* _Aim_: Keep only those lines of the records that include the string "this".

-------- Dataset rows

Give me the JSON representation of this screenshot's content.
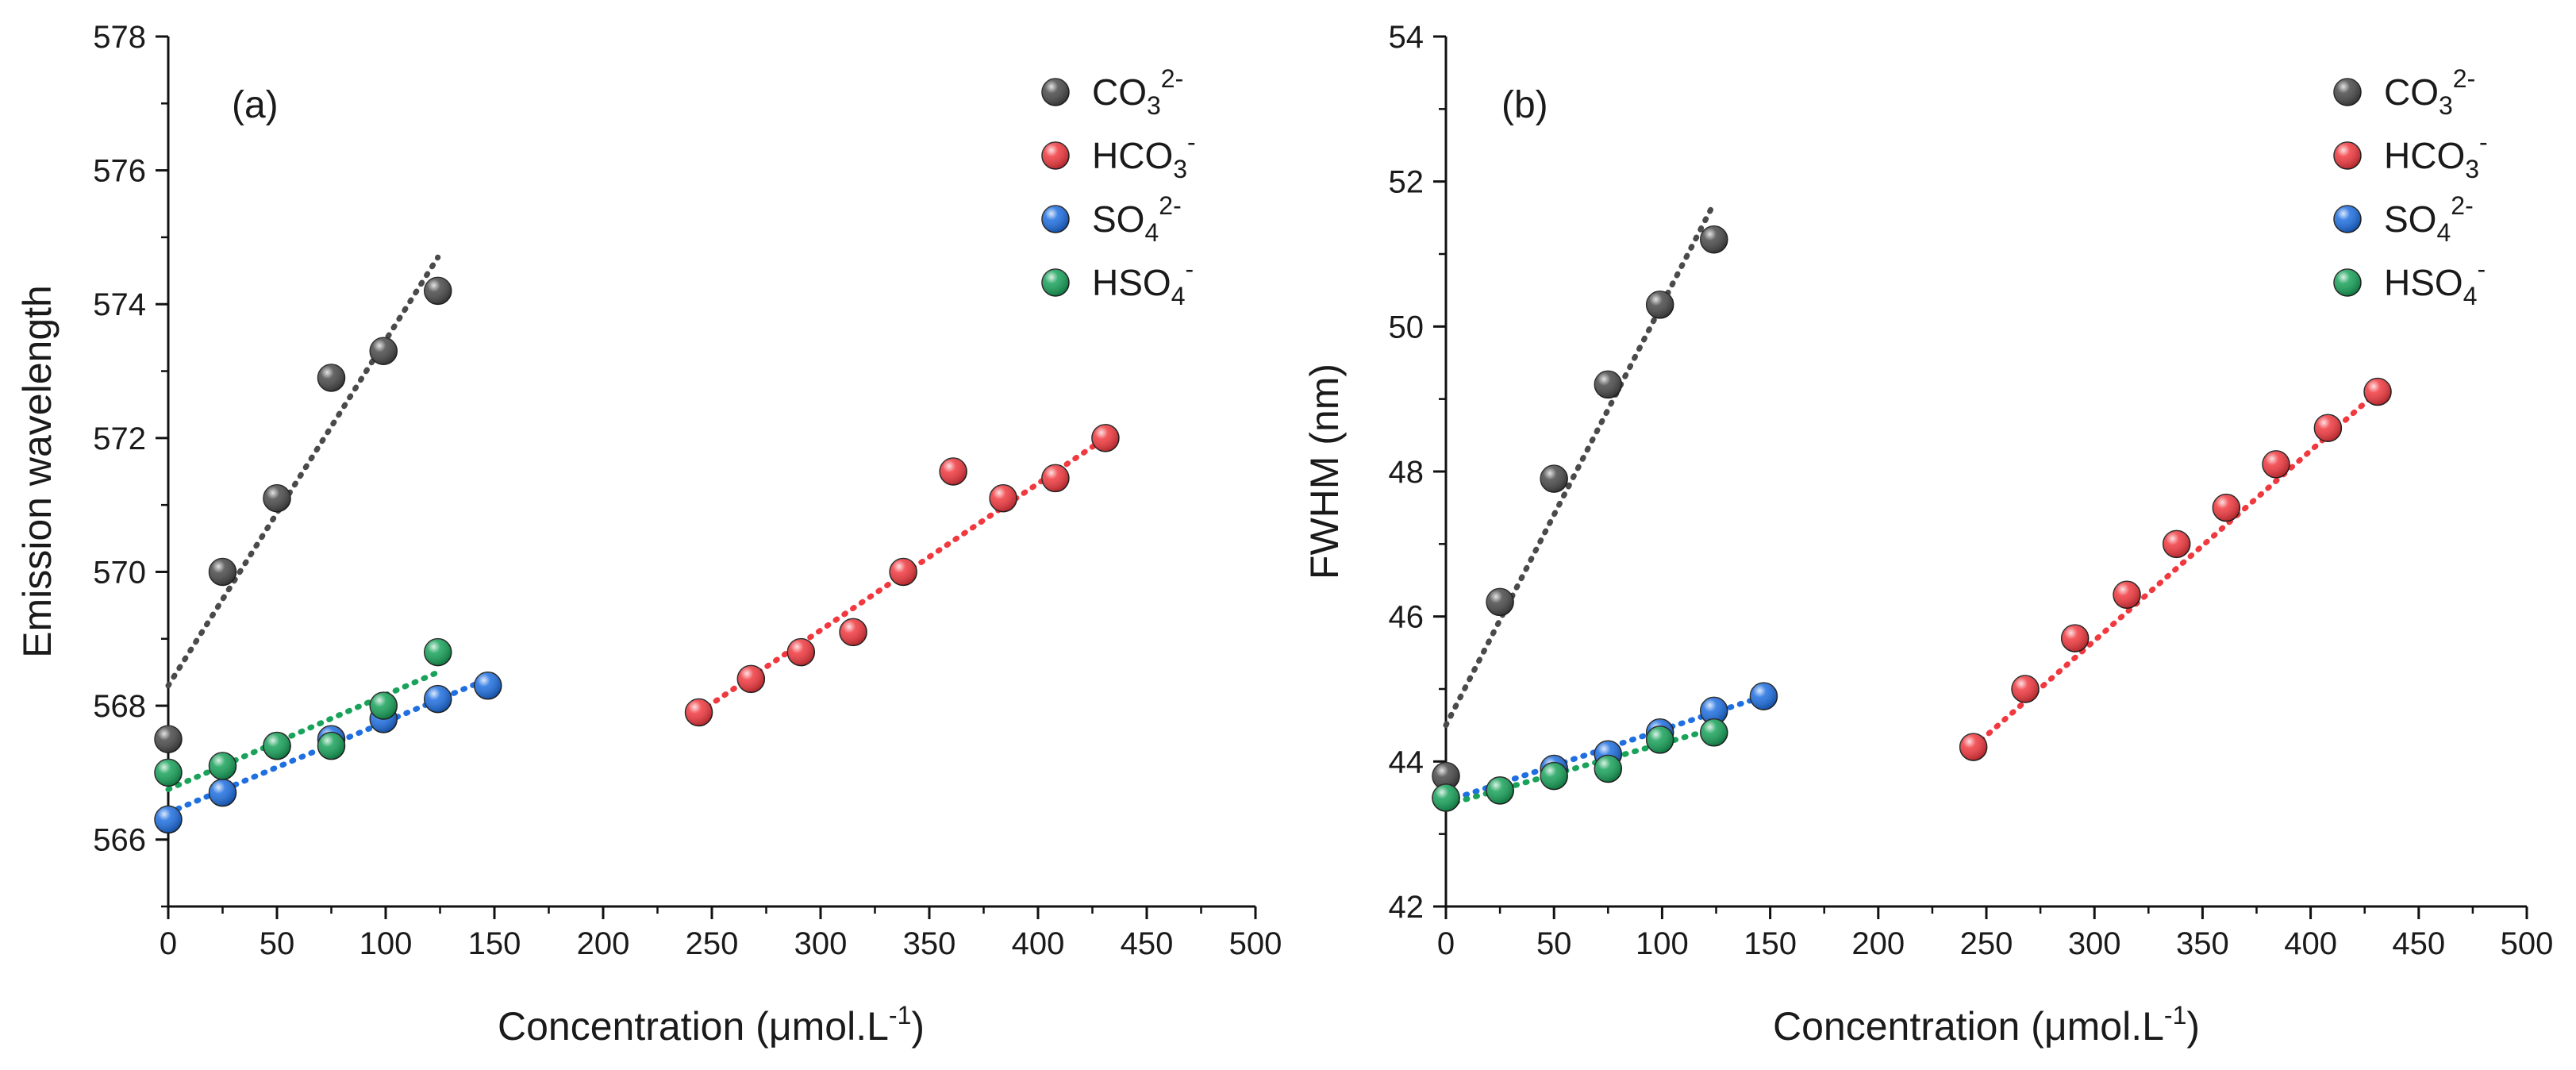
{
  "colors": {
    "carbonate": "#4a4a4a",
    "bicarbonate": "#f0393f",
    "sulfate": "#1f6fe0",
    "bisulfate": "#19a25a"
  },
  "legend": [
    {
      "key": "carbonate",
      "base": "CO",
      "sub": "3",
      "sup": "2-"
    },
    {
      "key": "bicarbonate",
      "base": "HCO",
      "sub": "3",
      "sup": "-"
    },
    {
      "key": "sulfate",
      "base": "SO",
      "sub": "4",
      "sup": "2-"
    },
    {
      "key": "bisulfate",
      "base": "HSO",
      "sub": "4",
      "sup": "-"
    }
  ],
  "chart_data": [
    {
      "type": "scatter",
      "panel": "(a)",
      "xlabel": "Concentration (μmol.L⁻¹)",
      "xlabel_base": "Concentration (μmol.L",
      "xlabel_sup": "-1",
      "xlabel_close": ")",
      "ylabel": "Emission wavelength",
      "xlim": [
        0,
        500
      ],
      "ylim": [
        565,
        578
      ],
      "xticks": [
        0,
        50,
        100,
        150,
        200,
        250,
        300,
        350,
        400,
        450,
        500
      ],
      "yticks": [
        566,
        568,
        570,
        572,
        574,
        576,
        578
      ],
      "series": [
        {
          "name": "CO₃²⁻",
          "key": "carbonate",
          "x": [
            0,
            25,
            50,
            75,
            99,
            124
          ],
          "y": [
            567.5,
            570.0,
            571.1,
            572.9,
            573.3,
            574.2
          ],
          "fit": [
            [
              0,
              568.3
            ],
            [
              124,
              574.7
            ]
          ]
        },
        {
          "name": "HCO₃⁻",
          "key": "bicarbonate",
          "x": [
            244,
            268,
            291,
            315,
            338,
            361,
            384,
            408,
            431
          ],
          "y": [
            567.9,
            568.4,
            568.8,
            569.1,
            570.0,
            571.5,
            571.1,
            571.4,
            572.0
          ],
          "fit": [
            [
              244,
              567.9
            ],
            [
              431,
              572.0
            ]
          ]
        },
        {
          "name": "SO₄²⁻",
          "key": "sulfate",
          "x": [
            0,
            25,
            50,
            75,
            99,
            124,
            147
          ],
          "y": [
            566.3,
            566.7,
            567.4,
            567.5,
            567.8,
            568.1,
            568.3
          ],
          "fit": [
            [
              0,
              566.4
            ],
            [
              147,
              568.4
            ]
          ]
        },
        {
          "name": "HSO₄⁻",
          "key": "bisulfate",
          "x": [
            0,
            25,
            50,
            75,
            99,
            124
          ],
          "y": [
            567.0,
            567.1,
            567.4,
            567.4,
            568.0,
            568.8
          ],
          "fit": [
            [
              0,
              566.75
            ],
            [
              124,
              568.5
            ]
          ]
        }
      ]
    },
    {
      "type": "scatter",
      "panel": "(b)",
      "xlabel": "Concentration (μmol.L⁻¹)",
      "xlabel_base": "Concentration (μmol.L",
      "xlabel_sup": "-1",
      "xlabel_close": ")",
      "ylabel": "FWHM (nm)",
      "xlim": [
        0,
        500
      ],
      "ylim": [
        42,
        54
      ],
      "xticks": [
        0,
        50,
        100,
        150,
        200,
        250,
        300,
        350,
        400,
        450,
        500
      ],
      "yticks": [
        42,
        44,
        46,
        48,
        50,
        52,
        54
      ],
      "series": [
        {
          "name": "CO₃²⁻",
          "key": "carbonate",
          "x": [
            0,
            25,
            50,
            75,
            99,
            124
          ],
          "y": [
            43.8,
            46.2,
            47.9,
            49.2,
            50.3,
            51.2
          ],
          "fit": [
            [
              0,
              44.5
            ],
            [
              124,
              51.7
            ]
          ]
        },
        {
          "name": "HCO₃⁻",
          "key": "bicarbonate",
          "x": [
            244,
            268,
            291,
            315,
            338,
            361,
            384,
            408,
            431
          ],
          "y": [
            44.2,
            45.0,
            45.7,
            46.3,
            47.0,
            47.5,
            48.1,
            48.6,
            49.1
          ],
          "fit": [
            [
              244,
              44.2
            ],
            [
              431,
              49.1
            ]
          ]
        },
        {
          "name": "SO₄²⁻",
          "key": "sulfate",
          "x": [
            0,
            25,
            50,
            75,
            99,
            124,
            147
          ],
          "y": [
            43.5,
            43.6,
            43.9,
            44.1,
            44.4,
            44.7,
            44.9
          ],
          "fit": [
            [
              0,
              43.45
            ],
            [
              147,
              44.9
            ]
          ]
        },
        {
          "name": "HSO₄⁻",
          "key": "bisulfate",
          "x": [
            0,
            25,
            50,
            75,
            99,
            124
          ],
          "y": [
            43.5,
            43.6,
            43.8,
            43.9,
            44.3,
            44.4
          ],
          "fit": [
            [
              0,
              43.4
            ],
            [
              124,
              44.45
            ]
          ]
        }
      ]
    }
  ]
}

----------------
-------- Dataset rows

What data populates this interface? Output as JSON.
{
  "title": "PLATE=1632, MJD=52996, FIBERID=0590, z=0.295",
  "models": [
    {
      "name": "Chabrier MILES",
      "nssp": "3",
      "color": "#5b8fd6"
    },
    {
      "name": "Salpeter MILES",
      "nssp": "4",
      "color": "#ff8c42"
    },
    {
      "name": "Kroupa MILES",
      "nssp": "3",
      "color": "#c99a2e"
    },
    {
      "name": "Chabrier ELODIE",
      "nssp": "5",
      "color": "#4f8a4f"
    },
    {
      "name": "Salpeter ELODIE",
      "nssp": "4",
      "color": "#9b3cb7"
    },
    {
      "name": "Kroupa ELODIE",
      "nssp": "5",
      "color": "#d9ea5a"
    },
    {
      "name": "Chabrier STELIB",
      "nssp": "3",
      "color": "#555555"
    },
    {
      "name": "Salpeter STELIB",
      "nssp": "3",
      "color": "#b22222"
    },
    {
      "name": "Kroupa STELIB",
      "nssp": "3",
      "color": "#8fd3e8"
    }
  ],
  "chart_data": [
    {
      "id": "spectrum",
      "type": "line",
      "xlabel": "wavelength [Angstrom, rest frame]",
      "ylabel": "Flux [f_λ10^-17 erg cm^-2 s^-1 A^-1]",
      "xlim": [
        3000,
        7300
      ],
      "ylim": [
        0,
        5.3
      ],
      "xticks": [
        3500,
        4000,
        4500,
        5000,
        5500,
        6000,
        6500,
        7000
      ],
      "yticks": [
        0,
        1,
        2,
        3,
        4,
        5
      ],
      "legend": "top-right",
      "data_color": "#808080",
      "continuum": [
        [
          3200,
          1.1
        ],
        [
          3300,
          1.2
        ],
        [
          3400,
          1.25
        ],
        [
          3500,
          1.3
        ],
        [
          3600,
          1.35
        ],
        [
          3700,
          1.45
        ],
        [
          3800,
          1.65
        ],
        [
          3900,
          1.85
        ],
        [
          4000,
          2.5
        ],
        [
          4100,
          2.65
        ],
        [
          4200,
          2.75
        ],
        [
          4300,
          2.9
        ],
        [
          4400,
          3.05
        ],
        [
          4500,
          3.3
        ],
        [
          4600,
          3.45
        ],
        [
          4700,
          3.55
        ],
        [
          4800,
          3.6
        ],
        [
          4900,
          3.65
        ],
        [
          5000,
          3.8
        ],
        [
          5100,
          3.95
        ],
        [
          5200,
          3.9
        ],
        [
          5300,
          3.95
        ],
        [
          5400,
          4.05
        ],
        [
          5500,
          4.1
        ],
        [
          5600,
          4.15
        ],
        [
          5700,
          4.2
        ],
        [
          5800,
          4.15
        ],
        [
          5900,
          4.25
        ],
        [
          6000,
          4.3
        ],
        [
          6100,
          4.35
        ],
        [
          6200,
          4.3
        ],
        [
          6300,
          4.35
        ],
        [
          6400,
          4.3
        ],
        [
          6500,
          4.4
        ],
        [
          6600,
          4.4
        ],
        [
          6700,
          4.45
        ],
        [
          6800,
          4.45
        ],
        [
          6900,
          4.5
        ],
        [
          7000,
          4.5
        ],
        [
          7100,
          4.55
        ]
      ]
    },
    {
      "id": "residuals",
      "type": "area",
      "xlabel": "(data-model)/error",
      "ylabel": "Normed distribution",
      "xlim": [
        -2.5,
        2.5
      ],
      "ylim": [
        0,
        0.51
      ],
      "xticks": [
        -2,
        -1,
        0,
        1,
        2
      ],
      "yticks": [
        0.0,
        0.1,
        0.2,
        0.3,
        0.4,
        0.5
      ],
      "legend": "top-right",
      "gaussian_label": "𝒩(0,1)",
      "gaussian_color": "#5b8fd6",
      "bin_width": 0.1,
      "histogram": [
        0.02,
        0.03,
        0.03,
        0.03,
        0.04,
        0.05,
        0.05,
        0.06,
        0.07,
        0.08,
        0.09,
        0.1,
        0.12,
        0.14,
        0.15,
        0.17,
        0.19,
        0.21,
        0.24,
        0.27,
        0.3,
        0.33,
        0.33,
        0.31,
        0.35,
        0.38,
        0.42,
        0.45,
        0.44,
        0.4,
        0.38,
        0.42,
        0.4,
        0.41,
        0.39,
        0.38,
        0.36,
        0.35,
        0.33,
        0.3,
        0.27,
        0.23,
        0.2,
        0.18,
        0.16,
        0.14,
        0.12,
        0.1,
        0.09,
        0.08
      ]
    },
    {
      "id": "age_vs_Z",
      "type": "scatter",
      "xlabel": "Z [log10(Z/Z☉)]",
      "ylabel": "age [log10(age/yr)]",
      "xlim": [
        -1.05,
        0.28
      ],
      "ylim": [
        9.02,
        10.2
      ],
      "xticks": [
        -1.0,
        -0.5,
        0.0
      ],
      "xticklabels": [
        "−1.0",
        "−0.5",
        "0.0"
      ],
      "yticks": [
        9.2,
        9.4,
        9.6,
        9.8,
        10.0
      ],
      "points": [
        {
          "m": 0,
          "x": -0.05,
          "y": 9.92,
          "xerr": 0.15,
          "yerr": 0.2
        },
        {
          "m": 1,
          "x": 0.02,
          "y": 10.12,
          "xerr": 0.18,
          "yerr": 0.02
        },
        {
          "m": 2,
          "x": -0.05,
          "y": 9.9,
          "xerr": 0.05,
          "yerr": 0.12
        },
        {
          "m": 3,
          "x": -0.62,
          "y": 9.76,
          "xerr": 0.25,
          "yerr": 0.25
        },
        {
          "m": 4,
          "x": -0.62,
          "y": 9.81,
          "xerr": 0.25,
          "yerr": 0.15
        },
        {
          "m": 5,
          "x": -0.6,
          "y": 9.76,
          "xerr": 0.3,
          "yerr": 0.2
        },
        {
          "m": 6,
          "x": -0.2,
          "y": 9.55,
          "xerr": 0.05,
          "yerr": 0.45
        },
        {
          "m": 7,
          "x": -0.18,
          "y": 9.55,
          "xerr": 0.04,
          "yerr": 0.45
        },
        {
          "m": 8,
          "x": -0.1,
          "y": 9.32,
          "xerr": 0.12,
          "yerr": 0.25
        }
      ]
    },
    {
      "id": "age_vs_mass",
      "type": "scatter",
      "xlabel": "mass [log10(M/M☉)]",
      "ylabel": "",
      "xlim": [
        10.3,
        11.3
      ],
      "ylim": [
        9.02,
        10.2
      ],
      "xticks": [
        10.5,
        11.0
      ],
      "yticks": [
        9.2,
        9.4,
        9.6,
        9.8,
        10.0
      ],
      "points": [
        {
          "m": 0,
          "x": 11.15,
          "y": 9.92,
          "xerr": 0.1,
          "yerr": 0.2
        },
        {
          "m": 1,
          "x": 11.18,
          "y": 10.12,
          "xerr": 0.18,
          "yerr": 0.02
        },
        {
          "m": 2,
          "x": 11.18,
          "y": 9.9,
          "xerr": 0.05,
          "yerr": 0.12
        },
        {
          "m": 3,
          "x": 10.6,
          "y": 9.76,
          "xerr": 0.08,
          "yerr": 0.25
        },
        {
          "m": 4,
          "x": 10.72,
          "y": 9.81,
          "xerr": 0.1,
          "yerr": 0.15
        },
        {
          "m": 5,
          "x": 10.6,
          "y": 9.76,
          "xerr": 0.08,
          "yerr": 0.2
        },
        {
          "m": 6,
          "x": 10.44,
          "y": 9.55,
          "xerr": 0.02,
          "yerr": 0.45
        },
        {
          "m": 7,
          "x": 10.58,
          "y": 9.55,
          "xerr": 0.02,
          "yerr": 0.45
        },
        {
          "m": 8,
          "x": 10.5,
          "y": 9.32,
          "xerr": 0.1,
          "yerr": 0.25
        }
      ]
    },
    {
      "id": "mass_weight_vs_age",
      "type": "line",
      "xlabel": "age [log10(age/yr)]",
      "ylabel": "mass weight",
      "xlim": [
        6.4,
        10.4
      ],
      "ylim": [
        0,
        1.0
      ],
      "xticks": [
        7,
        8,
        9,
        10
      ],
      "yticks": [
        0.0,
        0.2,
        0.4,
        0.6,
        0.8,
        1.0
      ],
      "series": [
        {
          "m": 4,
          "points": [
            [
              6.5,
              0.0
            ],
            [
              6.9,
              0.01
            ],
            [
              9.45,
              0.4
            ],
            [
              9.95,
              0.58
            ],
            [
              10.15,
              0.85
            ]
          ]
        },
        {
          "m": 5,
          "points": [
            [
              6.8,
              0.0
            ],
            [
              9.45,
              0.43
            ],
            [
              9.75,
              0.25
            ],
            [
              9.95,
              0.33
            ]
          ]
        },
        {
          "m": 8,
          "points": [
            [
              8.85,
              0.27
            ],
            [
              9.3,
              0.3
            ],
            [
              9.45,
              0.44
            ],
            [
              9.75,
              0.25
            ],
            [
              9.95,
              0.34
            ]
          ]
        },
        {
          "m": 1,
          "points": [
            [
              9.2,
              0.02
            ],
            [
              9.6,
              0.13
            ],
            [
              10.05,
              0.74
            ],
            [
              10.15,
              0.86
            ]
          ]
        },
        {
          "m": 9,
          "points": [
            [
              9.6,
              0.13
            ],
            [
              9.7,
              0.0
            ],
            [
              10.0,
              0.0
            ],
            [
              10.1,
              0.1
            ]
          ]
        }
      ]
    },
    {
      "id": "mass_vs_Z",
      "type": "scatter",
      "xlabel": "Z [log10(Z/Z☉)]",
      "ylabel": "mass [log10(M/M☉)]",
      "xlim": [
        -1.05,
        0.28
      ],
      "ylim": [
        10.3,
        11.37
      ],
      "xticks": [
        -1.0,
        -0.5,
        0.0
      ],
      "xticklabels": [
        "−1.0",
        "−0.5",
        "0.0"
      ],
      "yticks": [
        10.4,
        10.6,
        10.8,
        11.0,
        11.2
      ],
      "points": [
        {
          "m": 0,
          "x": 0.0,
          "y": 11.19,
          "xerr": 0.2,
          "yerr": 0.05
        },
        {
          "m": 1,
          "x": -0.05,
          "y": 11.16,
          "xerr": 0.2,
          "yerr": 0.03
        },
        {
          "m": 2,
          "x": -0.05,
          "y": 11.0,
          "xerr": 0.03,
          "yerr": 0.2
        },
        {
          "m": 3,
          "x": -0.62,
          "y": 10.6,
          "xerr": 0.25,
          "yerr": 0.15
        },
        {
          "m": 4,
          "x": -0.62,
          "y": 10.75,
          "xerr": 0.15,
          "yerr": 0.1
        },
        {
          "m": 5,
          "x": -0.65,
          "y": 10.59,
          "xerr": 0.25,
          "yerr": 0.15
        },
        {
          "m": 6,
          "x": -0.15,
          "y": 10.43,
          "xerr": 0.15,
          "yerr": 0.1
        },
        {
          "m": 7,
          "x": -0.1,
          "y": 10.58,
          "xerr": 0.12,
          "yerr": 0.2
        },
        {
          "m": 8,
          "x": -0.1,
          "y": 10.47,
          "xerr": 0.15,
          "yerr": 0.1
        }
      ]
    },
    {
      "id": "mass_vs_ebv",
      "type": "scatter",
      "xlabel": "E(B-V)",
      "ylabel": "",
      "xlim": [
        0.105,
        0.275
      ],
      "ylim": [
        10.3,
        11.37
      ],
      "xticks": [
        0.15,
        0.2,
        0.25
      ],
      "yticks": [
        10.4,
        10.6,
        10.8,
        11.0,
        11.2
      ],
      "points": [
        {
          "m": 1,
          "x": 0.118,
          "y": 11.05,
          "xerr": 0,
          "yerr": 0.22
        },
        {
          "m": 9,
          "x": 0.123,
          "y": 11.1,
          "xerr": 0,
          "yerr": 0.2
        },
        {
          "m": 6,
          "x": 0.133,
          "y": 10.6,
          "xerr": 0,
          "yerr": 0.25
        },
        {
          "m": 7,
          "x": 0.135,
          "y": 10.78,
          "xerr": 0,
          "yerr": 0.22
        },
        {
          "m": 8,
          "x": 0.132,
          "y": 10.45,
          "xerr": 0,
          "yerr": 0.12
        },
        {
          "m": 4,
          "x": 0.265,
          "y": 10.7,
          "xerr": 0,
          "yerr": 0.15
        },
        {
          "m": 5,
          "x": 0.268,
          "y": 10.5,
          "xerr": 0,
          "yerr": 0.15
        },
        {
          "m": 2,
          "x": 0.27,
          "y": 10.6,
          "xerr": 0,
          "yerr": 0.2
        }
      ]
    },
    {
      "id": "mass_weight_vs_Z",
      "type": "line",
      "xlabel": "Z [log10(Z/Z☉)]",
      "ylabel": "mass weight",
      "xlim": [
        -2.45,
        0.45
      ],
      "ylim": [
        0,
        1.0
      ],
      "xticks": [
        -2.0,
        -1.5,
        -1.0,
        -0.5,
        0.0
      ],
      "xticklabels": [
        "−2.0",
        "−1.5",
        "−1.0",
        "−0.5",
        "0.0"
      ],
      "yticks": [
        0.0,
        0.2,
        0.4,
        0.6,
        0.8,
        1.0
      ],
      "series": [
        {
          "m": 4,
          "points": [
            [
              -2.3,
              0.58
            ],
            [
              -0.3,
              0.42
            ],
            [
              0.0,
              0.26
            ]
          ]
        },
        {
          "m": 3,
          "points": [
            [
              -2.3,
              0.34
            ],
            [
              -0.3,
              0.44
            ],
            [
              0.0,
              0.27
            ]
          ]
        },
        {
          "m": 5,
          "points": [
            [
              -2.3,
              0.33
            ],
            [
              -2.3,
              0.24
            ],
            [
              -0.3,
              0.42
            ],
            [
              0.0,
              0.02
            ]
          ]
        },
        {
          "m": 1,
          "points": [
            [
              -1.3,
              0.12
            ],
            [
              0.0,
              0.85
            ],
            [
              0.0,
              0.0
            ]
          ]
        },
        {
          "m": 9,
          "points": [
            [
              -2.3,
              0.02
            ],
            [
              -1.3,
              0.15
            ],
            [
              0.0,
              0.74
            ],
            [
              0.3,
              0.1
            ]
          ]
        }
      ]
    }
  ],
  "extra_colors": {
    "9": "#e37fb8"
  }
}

----------------

* _In response_:
Give me the JSON representation of this screenshot's content.
What data populates this interface? Output as JSON.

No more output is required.